(begin)

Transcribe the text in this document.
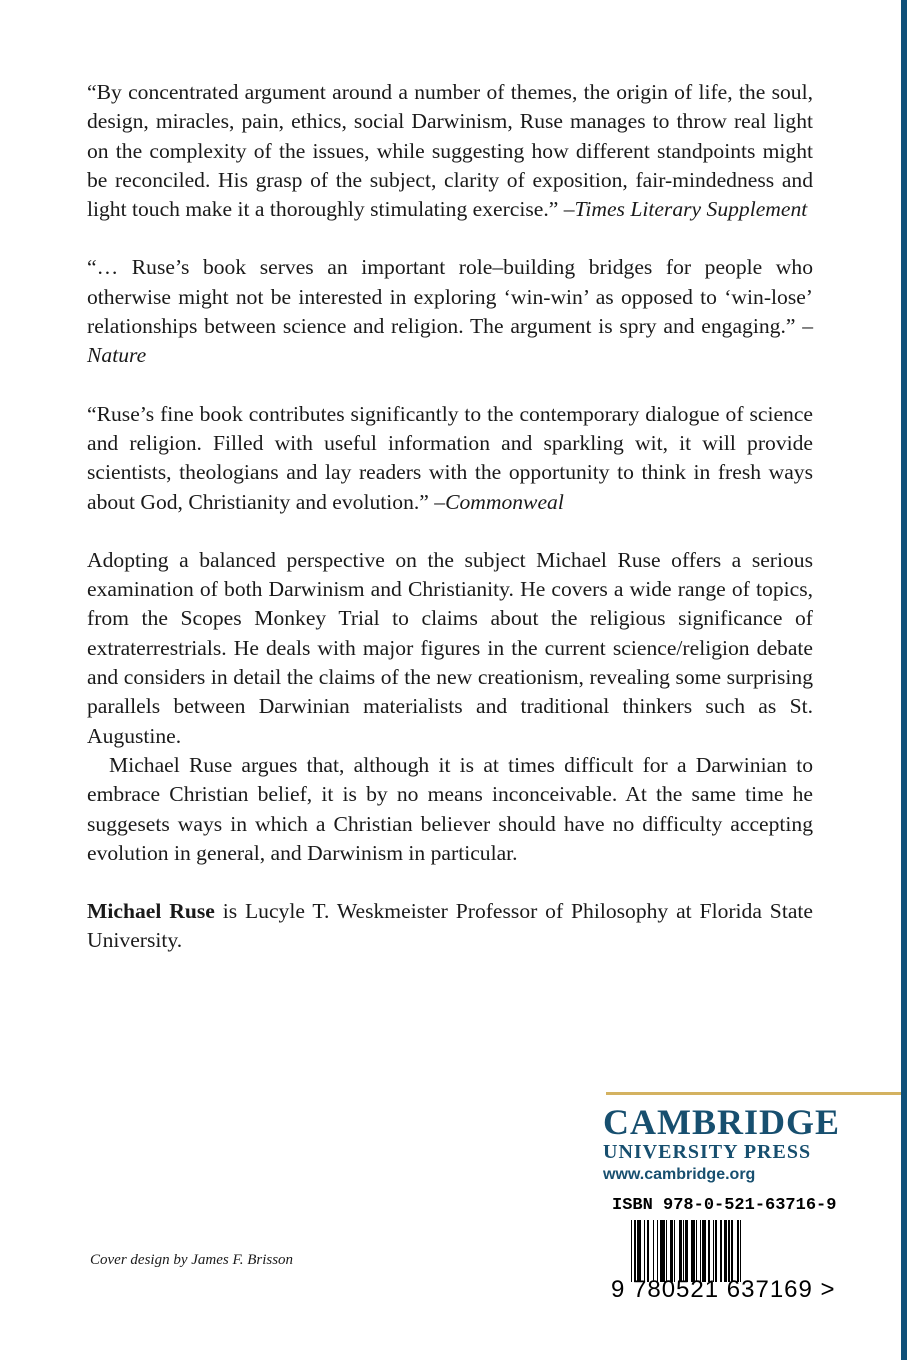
“By concentrated argument around a number of themes, the origin of life, the soul, design, miracles, pain, ethics, social Darwinism, Ruse manages to throw real light on the complexity of the issues, while suggesting how different standpoints might be reconciled. His grasp of the subject, clarity of exposition, fair-mindedness and light touch make it a thoroughly stimulating exercise.” –Times Literary Supplement

“… Ruse’s book serves an important role–building bridges for people who otherwise might not be interested in exploring ‘win-win’ as opposed to ‘win-lose’ relationships between science and religion. The argument is spry and engaging.” –Nature

“Ruse’s fine book contributes significantly to the contemporary dialogue of science and religion. Filled with useful information and sparkling wit, it will provide scientists, theologians and lay readers with the opportunity to think in fresh ways about God, Christianity and evolution.” –Commonweal

Adopting a balanced perspective on the subject Michael Ruse offers a serious examination of both Darwinism and Christianity. He covers a wide range of topics, from the Scopes Monkey Trial to claims about the religious significance of extraterrestrials. He deals with major figures in the current science/religion debate and considers in detail the claims of the new creationism, revealing some surprising parallels between Darwinian materialists and traditional thinkers such as St. Augustine.

Michael Ruse argues that, although it is at times difficult for a Darwinian to embrace Christian belief, it is by no means inconceivable. At the same time he suggesets ways in which a Christian believer should have no difficulty accepting evolution in general, and Darwinism in particular.

Michael Ruse is Lucyle T. Weskmeister Professor of Philosophy at Florida State University.

CAMBRIDGE
UNIVERSITY PRESS
www.cambridge.org
ISBN 978-0-521-63716-9
9 780521 637169 >
Cover design by James F. Brisson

(end)

- Exercise brief: Set down the material exactly, every line of it, except for the pictures.

- Completed task:
Transcribe the text in this document.
“By concentrated argument around a number of themes, the origin of life, the soul, design, miracles, pain, ethics, social Darwinism, Ruse manages to throw real light on the complexity of the issues, while suggesting how different standpoints might be reconciled. His grasp of the subject, clarity of exposition, fair-mindedness and light touch make it a thoroughly stimulating exercise.” –Times Literary Supplement

“… Ruse’s book serves an important role–building bridges for people who otherwise might not be interested in exploring ‘win-win’ as opposed to ‘win-lose’ relationships between science and religion. The argument is spry and engaging.” –Nature

“Ruse’s fine book contributes significantly to the contemporary dialogue of science and religion. Filled with useful information and sparkling wit, it will provide scientists, theologians and lay readers with the opportunity to think in fresh ways about God, Christianity and evolution.” –Commonweal

Adopting a balanced perspective on the subject Michael Ruse offers a serious examination of both Darwinism and Christianity. He covers a wide range of topics, from the Scopes Monkey Trial to claims about the religious significance of extraterrestrials. He deals with major figures in the current science/religion debate and considers in detail the claims of the new creationism, revealing some surprising parallels between Darwinian materialists and traditional thinkers such as St. Augustine.

Michael Ruse argues that, although it is at times difficult for a Darwinian to embrace Christian belief, it is by no means inconceivable. At the same time he suggesets ways in which a Christian believer should have no difficulty accepting evolution in general, and Darwinism in particular.

Michael Ruse is Lucyle T. Weskmeister Professor of Philosophy at Florida State University.

CAMBRIDGE
UNIVERSITY PRESS
www.cambridge.org
ISBN 978-0-521-63716-9
9 780521 637169 >
Cover design by James F. Brisson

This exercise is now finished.